Find every line with the word "развитию". Copy those lines.

>>

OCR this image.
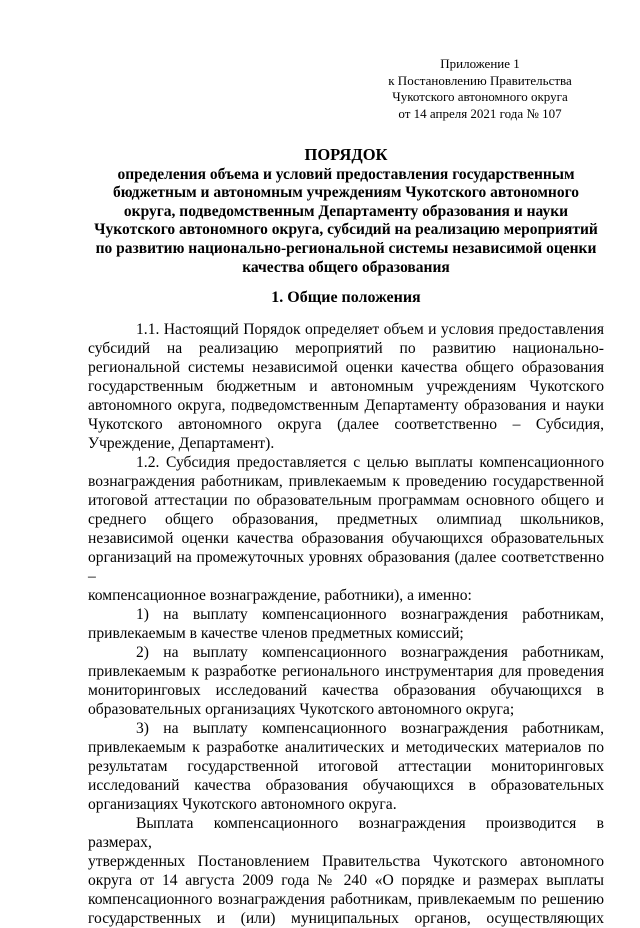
Приложение 1
к Постановлению Правительства
Чукотского автономного округа
от 14 апреля 2021 года № 107
ПОРЯДОК
определения объема и условий предоставления государственным
бюджетным и автономным учреждениям Чукотского автономного
округа, подведомственным Департаменту образования и науки
Чукотского автономного округа, субсидий на реализацию мероприятий
по развитию национально-региональной системы независимой оценки
качества общего образования
1. Общие положения
1.1. Настоящий Порядок определяет объем и условия предоставления
субсидий на реализацию мероприятий по развитию национально-
региональной системы независимой оценки качества общего образования
государственным бюджетным и автономным учреждениям Чукотского
автономного округа, подведомственным Департаменту образования и науки
Чукотского автономного округа (далее соответственно – Субсидия,
Учреждение, Департамент).
1.2. Субсидия предоставляется с целью выплаты компенсационного
вознаграждения работникам, привлекаемым к проведению государственной
итоговой аттестации по образовательным программам основного общего и
среднего общего образования, предметных олимпиад школьников,
независимой оценки качества образования обучающихся образовательных
организаций на промежуточных уровнях образования (далее соответственно –
компенсационное вознаграждение, работники), а именно:
1) на выплату компенсационного вознаграждения работникам,
привлекаемым в качестве членов предметных комиссий;
2) на выплату компенсационного вознаграждения работникам,
привлекаемым к разработке регионального инструментария для проведения
мониторинговых исследований качества образования обучающихся в
образовательных организациях Чукотского автономного округа;
3) на выплату компенсационного вознаграждения работникам,
привлекаемым к разработке аналитических и методических материалов по
результатам государственной итоговой аттестации мониторинговых
исследований качества образования обучающихся в образовательных
организациях Чукотского автономного округа.
Выплата компенсационного вознаграждения производится в размерах,
утвержденных Постановлением Правительства Чукотского автономного
округа от 14 августа 2009 года № 240 «О порядке и размерах выплаты
компенсационного вознаграждения работникам, привлекаемым по решению
государственных и (или) муниципальных органов, осуществляющих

<<

Right answer
по развитию национально-региональной системы независимой оценки
субсидий на реализацию мероприятий по развитию национально-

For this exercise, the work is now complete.